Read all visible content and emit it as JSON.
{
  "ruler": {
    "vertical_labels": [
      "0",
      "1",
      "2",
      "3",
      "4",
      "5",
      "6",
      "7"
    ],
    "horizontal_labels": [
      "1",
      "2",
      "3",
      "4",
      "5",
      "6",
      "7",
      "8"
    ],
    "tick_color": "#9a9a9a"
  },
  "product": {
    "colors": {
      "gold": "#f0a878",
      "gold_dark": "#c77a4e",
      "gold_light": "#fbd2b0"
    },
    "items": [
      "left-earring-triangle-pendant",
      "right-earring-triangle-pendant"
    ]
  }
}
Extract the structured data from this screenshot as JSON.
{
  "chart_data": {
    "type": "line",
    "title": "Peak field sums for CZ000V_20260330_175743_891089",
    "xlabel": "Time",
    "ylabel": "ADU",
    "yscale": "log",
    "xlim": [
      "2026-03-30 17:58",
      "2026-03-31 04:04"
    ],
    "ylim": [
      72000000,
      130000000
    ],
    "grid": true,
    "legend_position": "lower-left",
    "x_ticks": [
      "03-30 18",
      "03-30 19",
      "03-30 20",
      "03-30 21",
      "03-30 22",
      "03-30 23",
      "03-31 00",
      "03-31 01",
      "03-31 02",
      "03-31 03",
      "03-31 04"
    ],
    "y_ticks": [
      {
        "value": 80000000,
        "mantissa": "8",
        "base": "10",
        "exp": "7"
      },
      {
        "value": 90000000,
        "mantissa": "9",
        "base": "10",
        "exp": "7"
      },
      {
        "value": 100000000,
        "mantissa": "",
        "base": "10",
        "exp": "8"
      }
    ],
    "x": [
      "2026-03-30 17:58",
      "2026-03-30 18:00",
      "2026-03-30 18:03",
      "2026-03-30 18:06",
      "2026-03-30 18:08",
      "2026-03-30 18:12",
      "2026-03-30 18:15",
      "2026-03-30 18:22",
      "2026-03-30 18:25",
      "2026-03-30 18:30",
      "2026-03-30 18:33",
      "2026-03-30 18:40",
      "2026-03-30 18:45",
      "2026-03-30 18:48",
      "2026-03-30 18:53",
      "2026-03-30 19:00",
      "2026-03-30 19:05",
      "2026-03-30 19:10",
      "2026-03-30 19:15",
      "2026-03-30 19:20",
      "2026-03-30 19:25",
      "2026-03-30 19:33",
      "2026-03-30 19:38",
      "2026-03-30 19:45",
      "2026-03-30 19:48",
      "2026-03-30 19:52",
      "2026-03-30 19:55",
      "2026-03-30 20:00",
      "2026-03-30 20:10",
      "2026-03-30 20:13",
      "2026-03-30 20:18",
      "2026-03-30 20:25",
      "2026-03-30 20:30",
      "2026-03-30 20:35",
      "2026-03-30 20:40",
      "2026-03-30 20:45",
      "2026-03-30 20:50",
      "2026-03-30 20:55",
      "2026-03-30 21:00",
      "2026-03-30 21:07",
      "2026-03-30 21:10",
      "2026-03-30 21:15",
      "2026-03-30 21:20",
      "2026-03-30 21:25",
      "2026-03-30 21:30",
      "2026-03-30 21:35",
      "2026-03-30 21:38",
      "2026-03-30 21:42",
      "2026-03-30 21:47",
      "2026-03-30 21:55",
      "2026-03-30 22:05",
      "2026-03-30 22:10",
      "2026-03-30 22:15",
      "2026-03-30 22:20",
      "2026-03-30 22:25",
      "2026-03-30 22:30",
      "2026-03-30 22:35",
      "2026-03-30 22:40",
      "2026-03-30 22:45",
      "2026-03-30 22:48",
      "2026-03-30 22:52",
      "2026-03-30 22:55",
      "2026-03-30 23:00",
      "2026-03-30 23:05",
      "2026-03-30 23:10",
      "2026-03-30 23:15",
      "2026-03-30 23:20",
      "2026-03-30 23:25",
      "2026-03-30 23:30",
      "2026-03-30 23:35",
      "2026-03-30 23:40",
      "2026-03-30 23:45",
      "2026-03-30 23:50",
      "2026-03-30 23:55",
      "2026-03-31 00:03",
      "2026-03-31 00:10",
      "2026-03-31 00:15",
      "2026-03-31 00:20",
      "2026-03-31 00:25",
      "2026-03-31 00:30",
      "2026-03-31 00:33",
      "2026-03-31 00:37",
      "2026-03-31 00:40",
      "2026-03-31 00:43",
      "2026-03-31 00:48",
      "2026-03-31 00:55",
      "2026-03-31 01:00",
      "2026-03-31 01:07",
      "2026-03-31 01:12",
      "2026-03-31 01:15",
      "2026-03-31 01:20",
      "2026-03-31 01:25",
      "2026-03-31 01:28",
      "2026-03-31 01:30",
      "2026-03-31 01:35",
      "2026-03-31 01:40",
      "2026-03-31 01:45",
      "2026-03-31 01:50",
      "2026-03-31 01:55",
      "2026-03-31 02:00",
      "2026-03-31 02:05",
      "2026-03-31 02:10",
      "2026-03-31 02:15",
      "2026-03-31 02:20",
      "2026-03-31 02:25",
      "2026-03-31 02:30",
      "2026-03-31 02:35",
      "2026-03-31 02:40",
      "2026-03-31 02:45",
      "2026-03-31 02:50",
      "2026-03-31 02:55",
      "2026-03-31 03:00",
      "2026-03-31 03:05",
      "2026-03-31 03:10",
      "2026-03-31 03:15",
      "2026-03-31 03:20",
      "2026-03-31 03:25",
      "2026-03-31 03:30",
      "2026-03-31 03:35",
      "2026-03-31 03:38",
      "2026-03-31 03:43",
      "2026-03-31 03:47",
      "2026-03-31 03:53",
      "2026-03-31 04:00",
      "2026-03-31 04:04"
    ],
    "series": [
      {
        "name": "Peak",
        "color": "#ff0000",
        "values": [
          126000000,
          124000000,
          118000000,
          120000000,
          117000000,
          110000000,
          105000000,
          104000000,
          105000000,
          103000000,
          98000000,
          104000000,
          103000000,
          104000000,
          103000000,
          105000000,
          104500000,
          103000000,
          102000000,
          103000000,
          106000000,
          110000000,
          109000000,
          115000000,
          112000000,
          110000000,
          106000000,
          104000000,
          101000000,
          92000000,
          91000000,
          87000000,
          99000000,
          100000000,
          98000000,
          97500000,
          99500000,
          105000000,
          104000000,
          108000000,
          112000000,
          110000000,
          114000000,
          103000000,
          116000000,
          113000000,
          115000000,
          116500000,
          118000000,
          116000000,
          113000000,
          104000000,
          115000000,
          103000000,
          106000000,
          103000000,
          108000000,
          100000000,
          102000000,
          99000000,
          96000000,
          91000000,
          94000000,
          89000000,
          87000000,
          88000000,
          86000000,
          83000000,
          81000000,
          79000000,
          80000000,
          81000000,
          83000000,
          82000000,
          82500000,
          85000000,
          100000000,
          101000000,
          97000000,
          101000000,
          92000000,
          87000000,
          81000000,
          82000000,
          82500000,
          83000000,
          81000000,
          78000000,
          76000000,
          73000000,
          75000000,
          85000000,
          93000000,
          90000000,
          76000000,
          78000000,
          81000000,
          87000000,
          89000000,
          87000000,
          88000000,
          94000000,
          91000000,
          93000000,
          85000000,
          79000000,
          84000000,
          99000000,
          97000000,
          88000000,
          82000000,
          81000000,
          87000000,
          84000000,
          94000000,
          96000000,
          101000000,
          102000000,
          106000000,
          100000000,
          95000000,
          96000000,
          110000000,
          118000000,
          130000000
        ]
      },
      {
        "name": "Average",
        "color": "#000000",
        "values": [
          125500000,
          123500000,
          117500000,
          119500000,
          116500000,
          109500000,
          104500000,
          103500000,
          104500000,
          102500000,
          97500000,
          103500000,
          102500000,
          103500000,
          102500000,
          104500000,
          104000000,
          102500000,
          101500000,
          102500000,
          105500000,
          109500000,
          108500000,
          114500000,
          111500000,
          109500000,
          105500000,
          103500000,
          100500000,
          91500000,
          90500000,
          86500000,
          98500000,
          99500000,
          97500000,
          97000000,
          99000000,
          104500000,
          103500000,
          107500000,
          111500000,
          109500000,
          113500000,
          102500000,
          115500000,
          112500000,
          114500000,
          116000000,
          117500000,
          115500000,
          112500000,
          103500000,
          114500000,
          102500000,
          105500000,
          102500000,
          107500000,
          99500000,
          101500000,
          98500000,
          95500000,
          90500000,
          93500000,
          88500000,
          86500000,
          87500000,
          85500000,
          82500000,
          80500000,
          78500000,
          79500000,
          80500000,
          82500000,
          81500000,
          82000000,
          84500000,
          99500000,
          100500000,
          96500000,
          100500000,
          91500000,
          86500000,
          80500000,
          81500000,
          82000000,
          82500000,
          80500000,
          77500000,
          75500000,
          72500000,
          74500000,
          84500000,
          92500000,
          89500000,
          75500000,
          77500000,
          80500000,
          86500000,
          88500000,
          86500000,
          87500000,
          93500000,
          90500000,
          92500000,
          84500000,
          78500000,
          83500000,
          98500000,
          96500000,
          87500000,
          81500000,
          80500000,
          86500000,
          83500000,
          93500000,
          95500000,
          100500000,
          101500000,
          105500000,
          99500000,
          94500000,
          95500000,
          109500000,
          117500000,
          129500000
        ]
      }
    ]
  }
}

→ **TASK DETAILS**: Which lines hold the word "triangle"? Copy every one of them.

→ **OUTPUT BELOW**:
      "left-earring-triangle-pendant",
      "right-earring-triangle-pendant"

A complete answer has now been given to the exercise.